Stated exercise: Please give the entries again in full and exactly, without any picture.

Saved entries
----
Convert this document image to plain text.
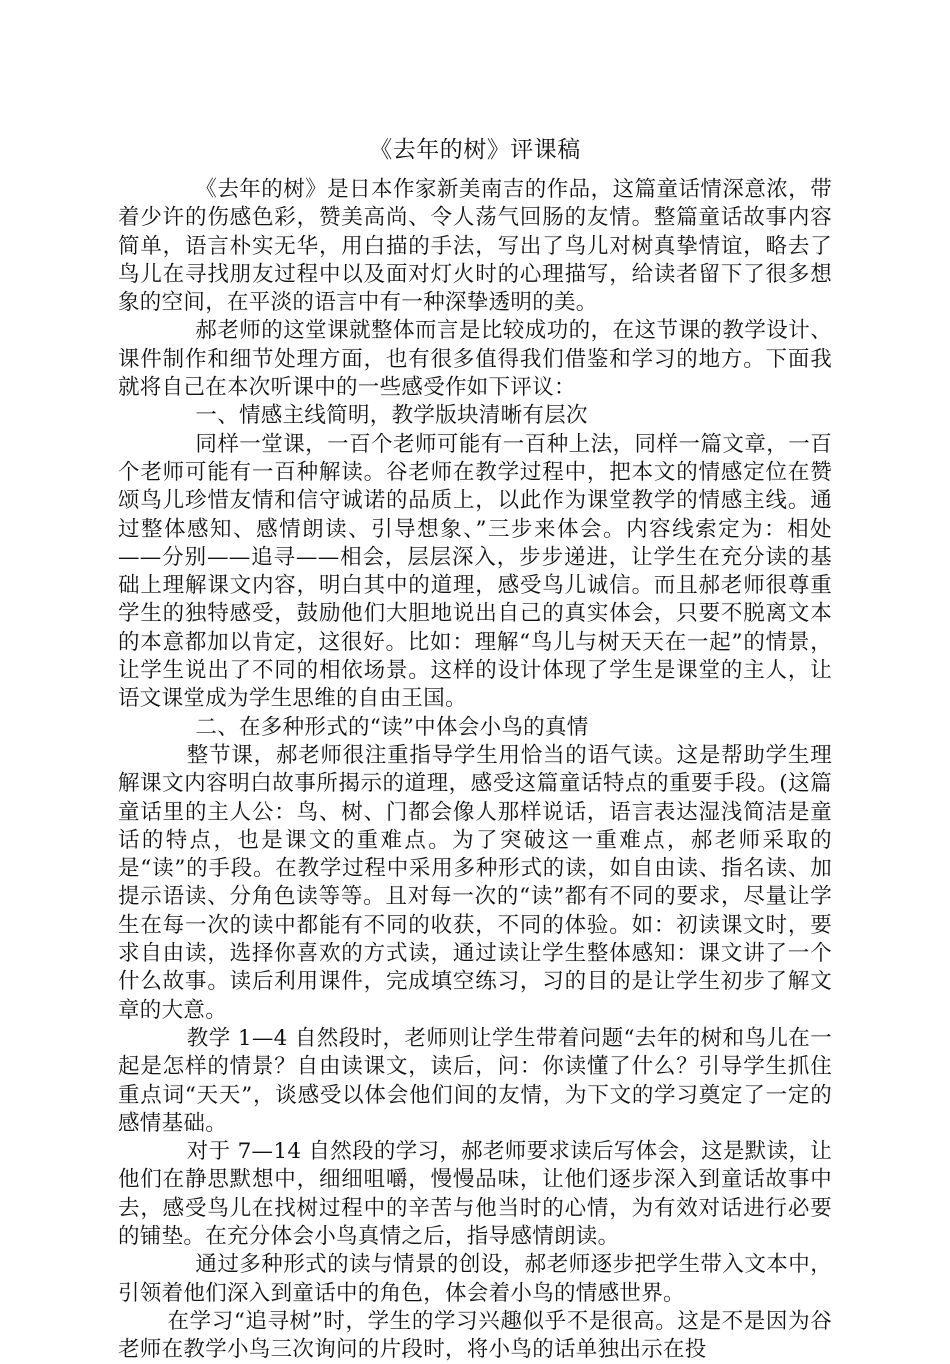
《去年的树》评课稿

《去年的树》是日本作家新美南吉的作品，这篇童话情深意浓，带着少许的伤感色彩，赞美高尚、令人荡气回肠的友情。整篇童话故事内容简单，语言朴实无华，用白描的手法，写出了鸟儿对树真挚情谊，略去了鸟儿在寻找朋友过程中以及面对灯火时的心理描写，给读者留下了很多想象的空间，在平淡的语言中有一种深挚透明的美。

郝老师的这堂课就整体而言是比较成功的，在这节课的教学设计、课件制作和细节处理方面，也有很多值得我们借鉴和学习的地方。下面我就将自己在本次听课中的一些感受作如下评议：

一、情感主线简明，教学版块清晰有层次

同样一堂课，一百个老师可能有一百种上法，同样一篇文章，一百个老师可能有一百种解读。谷老师在教学过程中，把本文的情感定位在赞颂鸟儿珍惜友情和信守诚诺的品质上，以此作为课堂教学的情感主线。通过整体感知、感情朗读、引导想象、”三步来体会。内容线索定为：相处——分别——追寻——相会，层层深入，步步递进，让学生在充分读的基础上理解课文内容，明白其中的道理，感受鸟儿诚信。而且郝老师很尊重学生的独特感受，鼓励他们大胆地说出自己的真实体会，只要不脱离文本的本意都加以肯定，这很好。比如：理解“鸟儿与树天天在一起”的情景，让学生说出了不同的相依场景。这样的设计体现了学生是课堂的主人，让语文课堂成为学生思维的自由王国。

二、在多种形式的“读”中体会小鸟的真情

整节课，郝老师很注重指导学生用恰当的语气读。这是帮助学生理解课文内容明白故事所揭示的道理，感受这篇童话特点的重要手段。(这篇童话里的主人公：鸟、树、门都会像人那样说话，语言表达湿浅简洁是童话的特点，也是课文的重难点。为了突破这一重难点，郝老师采取的是“读”的手段。在教学过程中采用多种形式的读，如自由读、指名读、加提示语读、分角色读等等。且对每一次的“读”都有不同的要求，尽量让学生在每一次的读中都能有不同的收获，不同的体验。如：初读课文时，要求自由读，选择你喜欢的方式读，通过读让学生整体感知：课文讲了一个什么故事。读后利用课件，完成填空练习，习的目的是让学生初步了解文章的大意。

教学 1—4 自然段时，老师则让学生带着问题“去年的树和鸟儿在一起是怎样的情景？自由读课文，读后，问：你读懂了什么？引导学生抓住重点词“天天”，谈感受以体会他们间的友情，为下文的学习奠定了一定的感情基础。

对于 7—14 自然段的学习，郝老师要求读后写体会，这是默读，让他们在静思默想中，细细咀嚼，慢慢品味，让他们逐步深入到童话故事中去，感受鸟儿在找树过程中的辛苦与他当时的心情，为有效对话进行必要的铺垫。在充分体会小鸟真情之后，指导感情朗读。

通过多种形式的读与情景的创设，郝老师逐步把学生带入文本中，引领着他们深入到童话中的角色，体会着小鸟的情感世界。

在学习“追寻树”时，学生的学习兴趣似乎不是很高。这是不是因为谷老师在教学小鸟三次询问的片段时，将小鸟的话单独出示在投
----
Written reply:
Convert this document image to plain text.
《去年的树》评课稿

《去年的树》是日本作家新美南吉的作品，这篇童话情深意浓，带着少许的伤感色彩，赞美高尚、令人荡气回肠的友情。整篇童话故事内容简单，语言朴实无华，用白描的手法，写出了鸟儿对树真挚情谊，略去了鸟儿在寻找朋友过程中以及面对灯火时的心理描写，给读者留下了很多想象的空间，在平淡的语言中有一种深挚透明的美。

郝老师的这堂课就整体而言是比较成功的，在这节课的教学设计、课件制作和细节处理方面，也有很多值得我们借鉴和学习的地方。下面我就将自己在本次听课中的一些感受作如下评议：

一、情感主线简明，教学版块清晰有层次

同样一堂课，一百个老师可能有一百种上法，同样一篇文章，一百个老师可能有一百种解读。谷老师在教学过程中，把本文的情感定位在赞颂鸟儿珍惜友情和信守诚诺的品质上，以此作为课堂教学的情感主线。通过整体感知、感情朗读、引导想象、”三步来体会。内容线索定为：相处——分别——追寻——相会，层层深入，步步递进，让学生在充分读的基础上理解课文内容，明白其中的道理，感受鸟儿诚信。而且郝老师很尊重学生的独特感受，鼓励他们大胆地说出自己的真实体会，只要不脱离文本的本意都加以肯定，这很好。比如：理解“鸟儿与树天天在一起”的情景，让学生说出了不同的相依场景。这样的设计体现了学生是课堂的主人，让语文课堂成为学生思维的自由王国。

二、在多种形式的“读”中体会小鸟的真情

整节课，郝老师很注重指导学生用恰当的语气读。这是帮助学生理解课文内容明白故事所揭示的道理，感受这篇童话特点的重要手段。(这篇童话里的主人公：鸟、树、门都会像人那样说话，语言表达湿浅简洁是童话的特点，也是课文的重难点。为了突破这一重难点，郝老师采取的是“读”的手段。在教学过程中采用多种形式的读，如自由读、指名读、加提示语读、分角色读等等。且对每一次的“读”都有不同的要求，尽量让学生在每一次的读中都能有不同的收获，不同的体验。如：初读课文时，要求自由读，选择你喜欢的方式读，通过读让学生整体感知：课文讲了一个什么故事。读后利用课件，完成填空练习，习的目的是让学生初步了解文章的大意。

教学 1—4 自然段时，老师则让学生带着问题“去年的树和鸟儿在一起是怎样的情景？自由读课文，读后，问：你读懂了什么？引导学生抓住重点词“天天”，谈感受以体会他们间的友情，为下文的学习奠定了一定的感情基础。

对于 7—14 自然段的学习，郝老师要求读后写体会，这是默读，让他们在静思默想中，细细咀嚼，慢慢品味，让他们逐步深入到童话故事中去，感受鸟儿在找树过程中的辛苦与他当时的心情，为有效对话进行必要的铺垫。在充分体会小鸟真情之后，指导感情朗读。

通过多种形式的读与情景的创设，郝老师逐步把学生带入文本中，引领着他们深入到童话中的角色，体会着小鸟的情感世界。

在学习“追寻树”时，学生的学习兴趣似乎不是很高。这是不是因为谷老师在教学小鸟三次询问的片段时，将小鸟的话单独出示在投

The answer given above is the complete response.